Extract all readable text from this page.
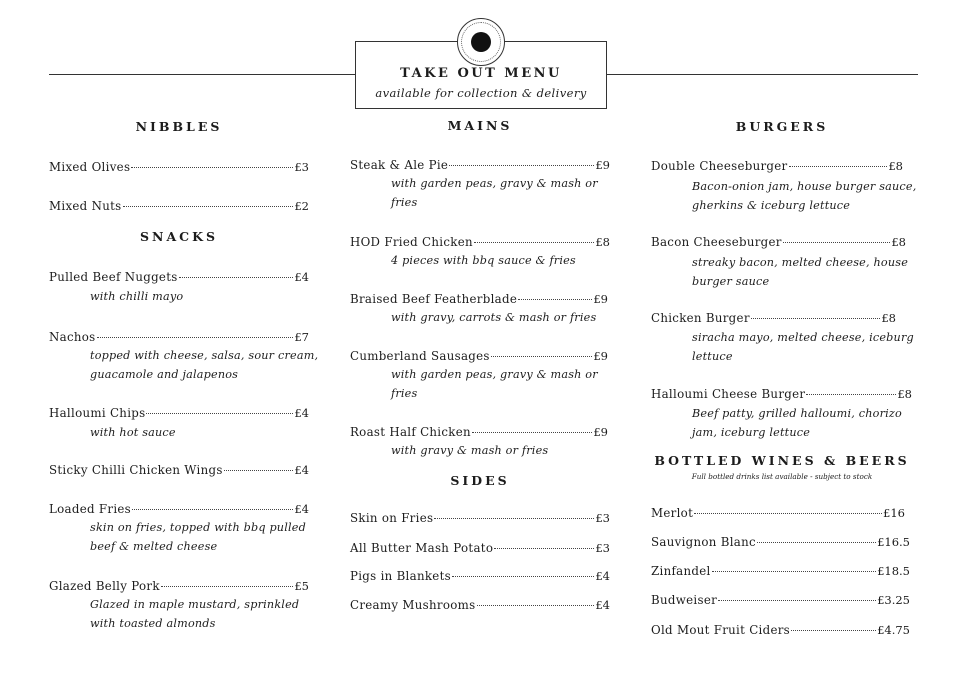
TAKE OUT MENU
available for collection & delivery
NIBBLES
Mixed Olives	£3
Mixed Nuts	£2
SNACKS
Pulled Beef Nuggets	£4
with chilli mayo
Nachos	£7
topped with cheese, salsa, sour cream,
guacamole and jalapenos
Halloumi Chips	£4
with hot sauce
Sticky Chilli Chicken Wings	£4
Loaded Fries	£4
skin on fries, topped with bbq pulled
beef & melted cheese
Glazed Belly Pork	£5
Glazed in maple mustard, sprinkled
with toasted almonds
MAINS
Steak & Ale Pie	£9
with garden peas, gravy & mash or
fries
HOD Fried Chicken	£8
4 pieces with bbq sauce & fries
Braised Beef Featherblade	£9
with gravy, carrots & mash or fries
Cumberland Sausages	£9
with garden peas, gravy & mash or
fries
Roast Half Chicken	£9
with gravy & mash or fries
SIDES
Skin on Fries	£3
All Butter Mash Potato	£3
Pigs in Blankets	£4
Creamy Mushrooms	£4
BURGERS
Double Cheeseburger	£8
Bacon-onion jam, house burger sauce,
gherkins & iceburg lettuce
Bacon Cheeseburger	£8
streaky bacon, melted cheese, house
burger sauce
Chicken Burger	£8
siracha mayo, melted cheese, iceburg
lettuce
Halloumi Cheese Burger	£8
Beef patty, grilled halloumi, chorizo
jam, iceburg lettuce
BOTTLED WINES & BEERS
Full bottled drinks list available - subject to stock
Merlot	£16
Sauvignon Blanc	£16.5
Zinfandel	£18.5
Budweiser	£3.25
Old Mout Fruit Ciders	£4.75
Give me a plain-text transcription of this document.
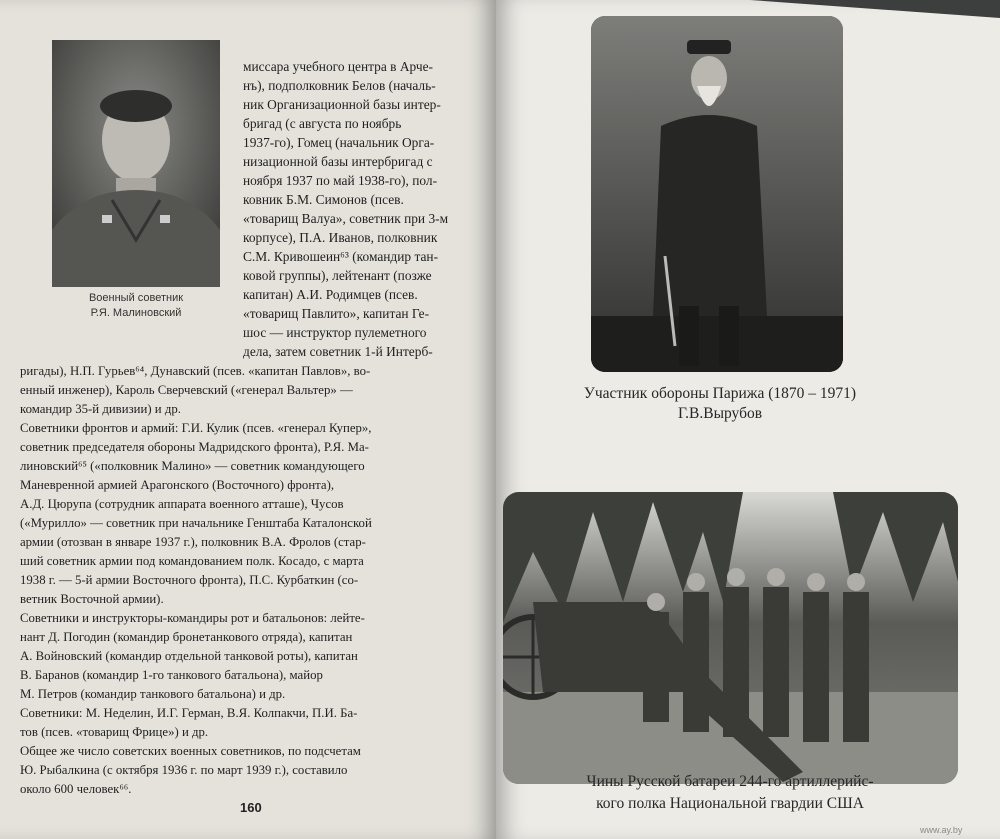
Военный советник
Р.Я. Малиновский
миссара учебного центра в Арче-
нъ), подполковник Белов (началь-
ник Организационной базы интер-
бригад (с августа по ноябрь
1937-го), Гомец (начальник Орга-
низационной базы интербригад с
ноября 1937 по май 1938-го), пол-
ковник Б.М. Симонов (псев.
«товарищ Валуа», советник при 3-м
корпусе), П.А. Иванов, полковник
С.М. Кривошеин⁶³ (командир тан-
ковой группы), лейтенант (позже
капитан) А.И. Родимцев (псев.
«товарищ Павлито», капитан Ге-
шос — инструктор пулеметного
дела, затем советник 1-й Интерб-
ригады), Н.П. Гурьев⁶⁴, Дунавский (псев. «капитан Павлов», во-
енный инженер), Кароль Сверчевский («генерал Вальтер» —
командир 35-й дивизии) и др.
Советники фронтов и армий: Г.И. Кулик (псев. «генерал Купер»,
советник председателя обороны Мадридского фронта), Р.Я. Ма-
линовский⁶⁵ («полковник Малино» — советник командующего
Маневренной армией Арагонского (Восточного) фронта),
А.Д. Цюрупа (сотрудник аппарата военного атташе), Чусов
(«Мурилло» — советник при начальнике Генштаба Каталонской
армии (отозван в январе 1937 г.), полковник В.А. Фролов (стар-
ший советник армии под командованием полк. Косадо, с марта
1938 г. — 5-й армии Восточного фронта), П.С. Курбаткин (со-
ветник Восточной армии).
Советники и инструкторы-командиры рот и батальонов: лейте-
нант Д. Погодин (командир бронетанкового отряда), капитан
А. Войновский (командир отдельной танковой роты), капитан
В. Баранов (командир 1-го танкового батальона), майор
М. Петров (командир танкового батальона) и др.
Советники: М. Неделин, И.Г. Герман, В.Я. Колпакчи, П.И. Ба-
тов (псев. «товарищ Фрице») и др.
Общее же число советских военных советников, по подсчетам
Ю. Рыбалкина (с октября 1936 г. по март 1939 г.), составило
около 600 человек⁶⁶.
160
Участник обороны Парижа (1870 – 1971)
Г.В.Вырубов
Чины Русской батареи 244-го артиллерийс-
кого полка Национальной гвардии США
www.ay.by
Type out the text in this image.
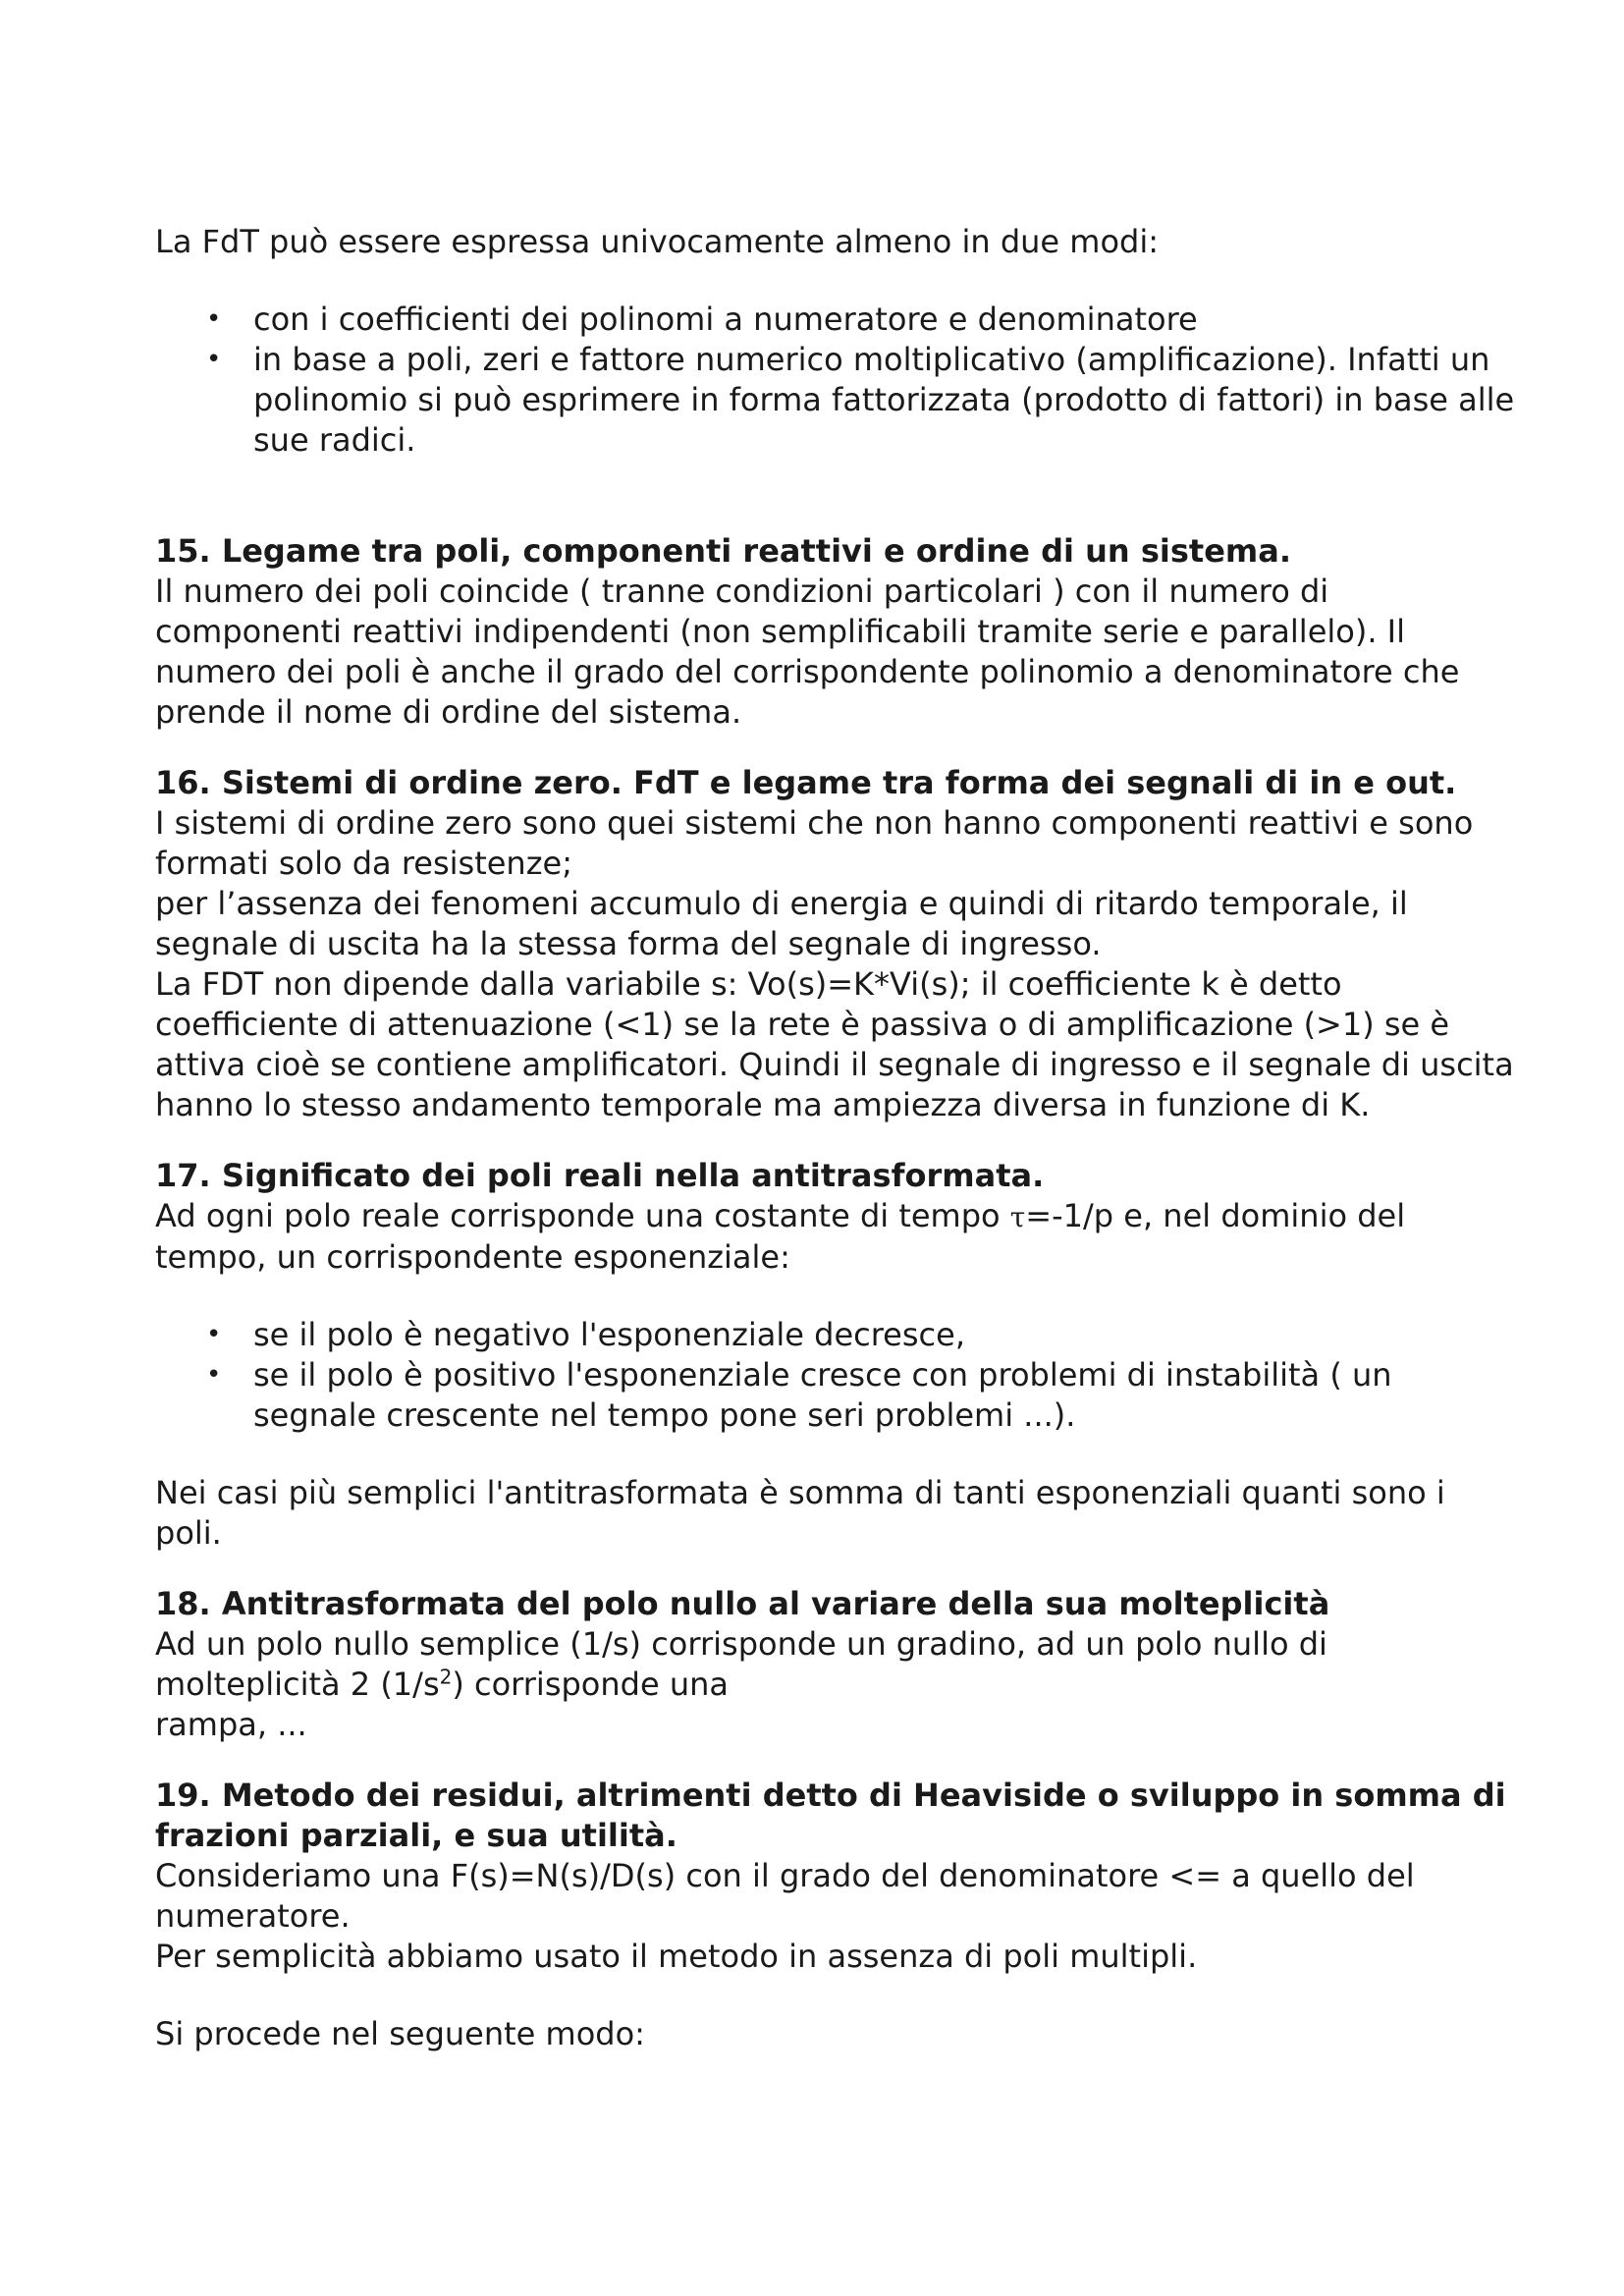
La FdT può essere espressa univocamente almeno in due modi:

• con i coefficienti dei polinomi a numeratore e denominatore
• in base a poli, zeri e fattore numerico moltiplicativo (amplificazione). Infatti un polinomio si può esprimere in forma fattorizzata (prodotto di fattori) in base alle sue radici.
15. Legame tra poli, componenti reattivi e ordine di un sistema.

Il numero dei poli coincide ( tranne condizioni particolari ) con il numero di componenti reattivi indipendenti (non semplificabili tramite serie e parallelo). Il numero dei poli è anche il grado del corrispondente polinomio a denominatore che prende il nome di ordine del sistema.

16. Sistemi di ordine zero. FdT e legame tra forma dei segnali di in e out.

I sistemi di ordine zero sono quei sistemi che non hanno componenti reattivi e sono formati solo da resistenze;

per l’assenza dei fenomeni accumulo di energia e quindi di ritardo temporale, il segnale di uscita ha la stessa forma del segnale di ingresso.

La FDT non dipende dalla variabile s: Vo(s)=K*Vi(s); il coefficiente k è detto coefficiente di attenuazione (<1) se la rete è passiva o di amplificazione (>1) se è attiva cioè se contiene amplificatori. Quindi il segnale di ingresso e il segnale di uscita hanno lo stesso andamento temporale ma ampiezza diversa in funzione di K.

17. Significato dei poli reali nella antitrasformata.

Ad ogni polo reale corrisponde una costante di tempo τ=-1/p e, nel dominio del tempo, un corrispondente esponenziale:

• se il polo è negativo l'esponenziale decresce,
• se il polo è positivo l'esponenziale cresce con problemi di instabilità ( un segnale crescente nel tempo pone seri problemi ...).

Nei casi più semplici l'antitrasformata è somma di tanti esponenziali quanti sono i poli.

18. Antitrasformata del polo nullo al variare della sua molteplicità

Ad un polo nullo semplice (1/s) corrisponde un gradino, ad un polo nullo di

molteplicità 2 $(1/s^2)$ corrisponde una

rampa, ...

19. Metodo dei residui, altrimenti detto di Heaviside o sviluppo in somma di frazioni parziali, e sua utilità.

Consideriamo una F(s)=N(s)/D(s) con il grado del denominatore <= a quello del numeratore.

Per semplicità abbiamo usato il metodo in assenza di poli multipli.

Si procede nel seguente modo:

▬▬▬▬▬▬

**Stated task**
Repeat each entry exactly as it appears; skip any picture.

**Correct answer**
Extract all readable text from this page.
TAKE OUT MENU
available for collection & delivery
NIBBLES
Mixed Olives	£3
Mixed Nuts	£2
SNACKS
Pulled Beef Nuggets	£4
with chilli mayo
Nachos	£7
topped with cheese, salsa, sour cream,
guacamole and jalapenos
Halloumi Chips	£4
with hot sauce
Sticky Chilli Chicken Wings	£4
Loaded Fries	£4
skin on fries, topped with bbq pulled
beef & melted cheese
Glazed Belly Pork	£5
Glazed in maple mustard, sprinkled
with toasted almonds
MAINS
Steak & Ale Pie	£9
with garden peas, gravy & mash or
fries
HOD Fried Chicken	£8
4 pieces with bbq sauce & fries
Braised Beef Featherblade	£9
with gravy, carrots & mash or fries
Cumberland Sausages	£9
with garden peas, gravy & mash or
fries
Roast Half Chicken	£9
with gravy & mash or fries
SIDES
Skin on Fries	£3
All Butter Mash Potato	£3
Pigs in Blankets	£4
Creamy Mushrooms	£4
BURGERS
Double Cheeseburger	£8
Bacon-onion jam, house burger sauce,
gherkins & iceburg lettuce
Bacon Cheeseburger	£8
streaky bacon, melted cheese, house
burger sauce
Chicken Burger	£8
siracha mayo, melted cheese, iceburg
lettuce
Halloumi Cheese Burger	£8
Beef patty, grilled halloumi, chorizo
jam, iceburg lettuce
BOTTLED WINES & BEERS
Full bottled drinks list available - subject to stock
Merlot	£16
Sauvignon Blanc	£16.5
Zinfandel	£18.5
Budweiser	£3.25
Old Mout Fruit Ciders	£4.75
Give me a plain-text transcription of this document.
Военный советник
Р.Я. Малиновский
миссара учебного центра в Арче-
нъ), подполковник Белов (началь-
ник Организационной базы интер-
бригад (с августа по ноябрь
1937-го), Гомец (начальник Орга-
низационной базы интербригад с
ноября 1937 по май 1938-го), пол-
ковник Б.М. Симонов (псев.
«товарищ Валуа», советник при 3-м
корпусе), П.А. Иванов, полковник
С.М. Кривошеин⁶³ (командир тан-
ковой группы), лейтенант (позже
капитан) А.И. Родимцев (псев.
«товарищ Павлито», капитан Ге-
шос — инструктор пулеметного
дела, затем советник 1-й Интерб-
ригады), Н.П. Гурьев⁶⁴, Дунавский (псев. «капитан Павлов», во-
енный инженер), Кароль Сверчевский («генерал Вальтер» —
командир 35-й дивизии) и др.
Советники фронтов и армий: Г.И. Кулик (псев. «генерал Купер»,
советник председателя обороны Мадридского фронта), Р.Я. Ма-
линовский⁶⁵ («полковник Малино» — советник командующего
Маневренной армией Арагонского (Восточного) фронта),
А.Д. Цюрупа (сотрудник аппарата военного атташе), Чусов
(«Мурилло» — советник при начальнике Генштаба Каталонской
армии (отозван в январе 1937 г.), полковник В.А. Фролов (стар-
ший советник армии под командованием полк. Косадо, с марта
1938 г. — 5-й армии Восточного фронта), П.С. Курбаткин (со-
ветник Восточной армии).
Советники и инструкторы-командиры рот и батальонов: лейте-
нант Д. Погодин (командир бронетанкового отряда), капитан
А. Войновский (командир отдельной танковой роты), капитан
В. Баранов (командир 1-го танкового батальона), майор
М. Петров (командир танкового батальона) и др.
Советники: М. Неделин, И.Г. Герман, В.Я. Колпакчи, П.И. Ба-
тов (псев. «товарищ Фрице») и др.
Общее же число советских военных советников, по подсчетам
Ю. Рыбалкина (с октября 1936 г. по март 1939 г.), составило
около 600 человек⁶⁶.
160
Участник обороны Парижа (1870 – 1971)
Г.В.Вырубов
Чины Русской батареи 244-го артиллерийс-
кого полка Национальной гвардии США
www.ay.by
Type out the text in this image.
La FdT può essere espressa univocamente almeno in due modi:

• con i coefficienti dei polinomi a numeratore e denominatore
• in base a poli, zeri e fattore numerico moltiplicativo (amplificazione). Infatti un polinomio si può esprimere in forma fattorizzata (prodotto di fattori) in base alle sue radici.
15. Legame tra poli, componenti reattivi e ordine di un sistema.

Il numero dei poli coincide ( tranne condizioni particolari ) con il numero di componenti reattivi indipendenti (non semplificabili tramite serie e parallelo). Il numero dei poli è anche il grado del corrispondente polinomio a denominatore che prende il nome di ordine del sistema.

16. Sistemi di ordine zero. FdT e legame tra forma dei segnali di in e out.

I sistemi di ordine zero sono quei sistemi che non hanno componenti reattivi e sono formati solo da resistenze;

per l’assenza dei fenomeni accumulo di energia e quindi di ritardo temporale, il segnale di uscita ha la stessa forma del segnale di ingresso.

La FDT non dipende dalla variabile s: Vo(s)=K*Vi(s); il coefficiente k è detto coefficiente di attenuazione (<1) se la rete è passiva o di amplificazione (>1) se è attiva cioè se contiene amplificatori. Quindi il segnale di ingresso e il segnale di uscita hanno lo stesso andamento temporale ma ampiezza diversa in funzione di K.

17. Significato dei poli reali nella antitrasformata.

Ad ogni polo reale corrisponde una costante di tempo τ=-1/p e, nel dominio del tempo, un corrispondente esponenziale:

• se il polo è negativo l'esponenziale decresce,
• se il polo è positivo l'esponenziale cresce con problemi di instabilità ( un segnale crescente nel tempo pone seri problemi ...).

Nei casi più semplici l'antitrasformata è somma di tanti esponenziali quanti sono i poli.

18. Antitrasformata del polo nullo al variare della sua molteplicità

Ad un polo nullo semplice (1/s) corrisponde un gradino, ad un polo nullo di

molteplicità 2 $(1/s^2)$ corrisponde una

rampa, ...

19. Metodo dei residui, altrimenti detto di Heaviside o sviluppo in somma di frazioni parziali, e sua utilità.

Consideriamo una F(s)=N(s)/D(s) con il grado del denominatore <= a quello del numeratore.

Per semplicità abbiamo usato il metodo in assenza di poli multipli.

Si procede nel seguente modo:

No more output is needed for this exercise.